Problem: List each line of the data that holds the word "Laptop".

Provided data:
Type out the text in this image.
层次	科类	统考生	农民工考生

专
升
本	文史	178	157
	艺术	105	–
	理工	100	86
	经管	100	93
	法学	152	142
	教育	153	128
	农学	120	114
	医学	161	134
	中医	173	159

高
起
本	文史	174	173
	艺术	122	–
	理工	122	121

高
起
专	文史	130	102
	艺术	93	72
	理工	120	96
---
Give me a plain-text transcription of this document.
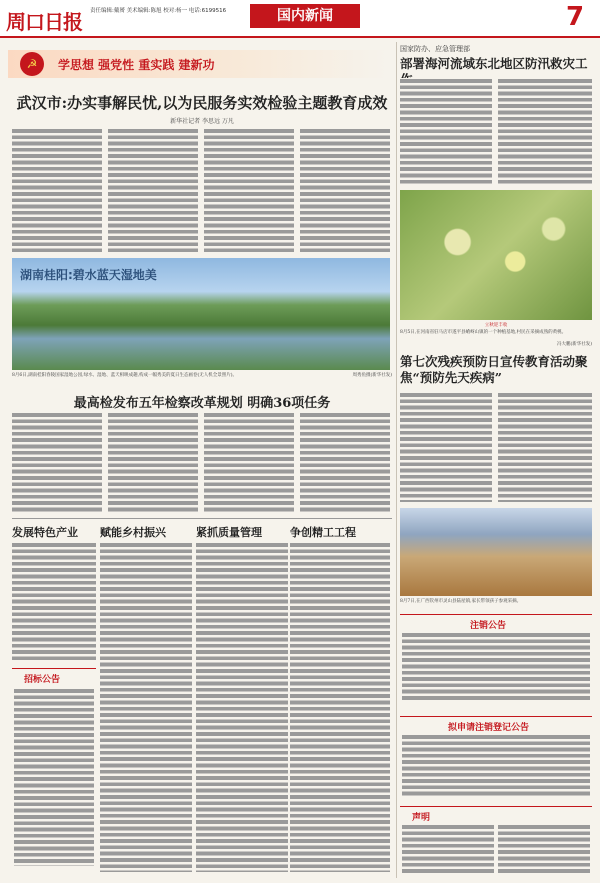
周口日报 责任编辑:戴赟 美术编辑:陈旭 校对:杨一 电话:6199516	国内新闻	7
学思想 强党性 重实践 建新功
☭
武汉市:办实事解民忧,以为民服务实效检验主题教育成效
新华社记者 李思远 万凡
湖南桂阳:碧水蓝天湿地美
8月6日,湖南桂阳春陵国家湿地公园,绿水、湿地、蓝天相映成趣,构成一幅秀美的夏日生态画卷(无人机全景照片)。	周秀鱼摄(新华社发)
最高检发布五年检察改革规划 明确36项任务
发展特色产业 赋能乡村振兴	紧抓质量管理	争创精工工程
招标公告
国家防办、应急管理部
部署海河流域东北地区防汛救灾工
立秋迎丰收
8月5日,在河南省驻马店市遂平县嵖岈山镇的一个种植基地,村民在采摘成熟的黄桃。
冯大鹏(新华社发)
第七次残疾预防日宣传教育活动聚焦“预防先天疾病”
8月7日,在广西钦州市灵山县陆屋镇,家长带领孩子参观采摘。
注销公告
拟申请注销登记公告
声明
...
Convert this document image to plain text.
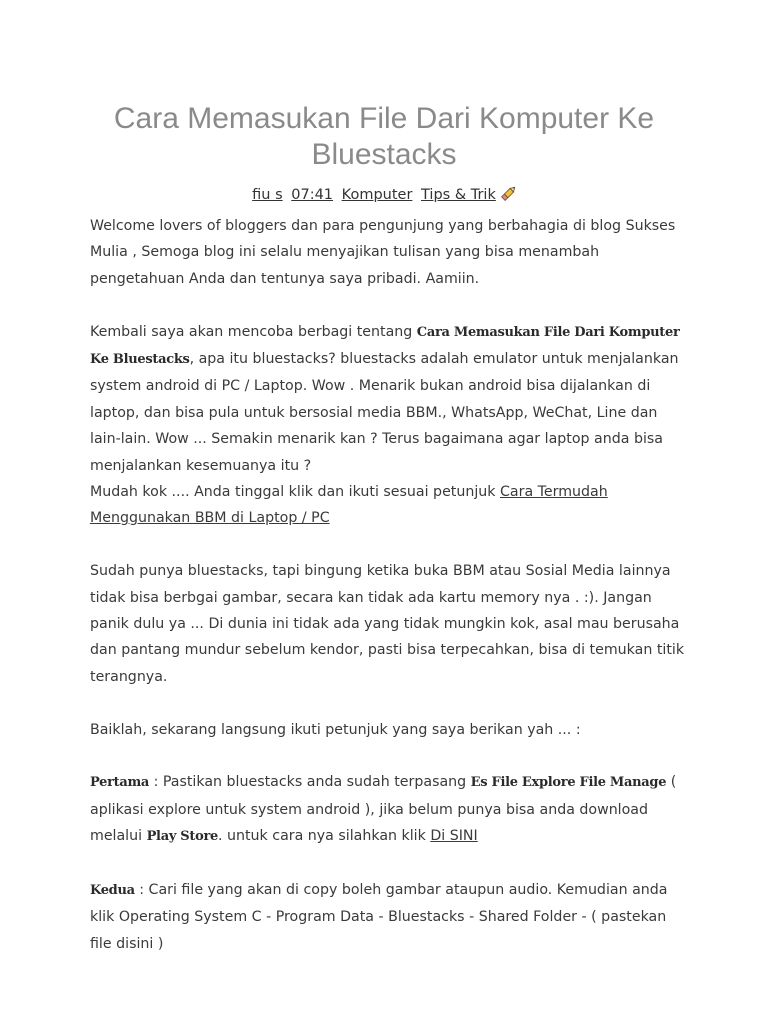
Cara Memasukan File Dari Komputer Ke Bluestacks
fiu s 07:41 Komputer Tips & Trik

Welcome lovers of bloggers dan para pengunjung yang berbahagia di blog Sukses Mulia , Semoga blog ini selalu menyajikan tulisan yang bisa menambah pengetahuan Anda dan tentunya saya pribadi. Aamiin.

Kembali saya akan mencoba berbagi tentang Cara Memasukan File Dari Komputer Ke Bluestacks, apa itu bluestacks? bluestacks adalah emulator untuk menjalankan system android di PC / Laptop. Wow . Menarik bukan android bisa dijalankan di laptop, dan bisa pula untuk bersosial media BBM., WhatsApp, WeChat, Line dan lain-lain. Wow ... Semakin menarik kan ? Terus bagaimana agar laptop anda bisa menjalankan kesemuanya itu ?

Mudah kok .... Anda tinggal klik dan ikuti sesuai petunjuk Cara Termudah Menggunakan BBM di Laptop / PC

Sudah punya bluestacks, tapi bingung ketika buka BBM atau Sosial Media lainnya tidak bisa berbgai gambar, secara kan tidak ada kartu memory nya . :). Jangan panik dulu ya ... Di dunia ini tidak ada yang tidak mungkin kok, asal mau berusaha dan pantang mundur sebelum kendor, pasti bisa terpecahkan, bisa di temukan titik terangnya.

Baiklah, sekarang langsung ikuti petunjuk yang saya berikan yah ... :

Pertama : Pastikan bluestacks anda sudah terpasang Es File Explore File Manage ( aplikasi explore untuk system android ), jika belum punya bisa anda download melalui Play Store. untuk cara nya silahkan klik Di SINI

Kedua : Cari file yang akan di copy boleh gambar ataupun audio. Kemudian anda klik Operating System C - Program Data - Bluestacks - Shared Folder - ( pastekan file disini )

Final result:
Kembali saya akan mencoba berbagi tentang Cara Memasukan File Dari Komputer Ke Bluestacks, apa itu bluestacks? bluestacks adalah emulator untuk menjalankan system android di PC / Laptop. Wow . Menarik bukan android bisa dijalankan di laptop, dan bisa pula untuk bersosial media BBM., WhatsApp, WeChat, Line dan lain-lain. Wow ... Semakin menarik kan ? Terus bagaimana agar laptop anda bisa menjalankan kesemuanya itu ?
Mudah kok .... Anda tinggal klik dan ikuti sesuai petunjuk Cara Termudah Menggunakan BBM di Laptop / PC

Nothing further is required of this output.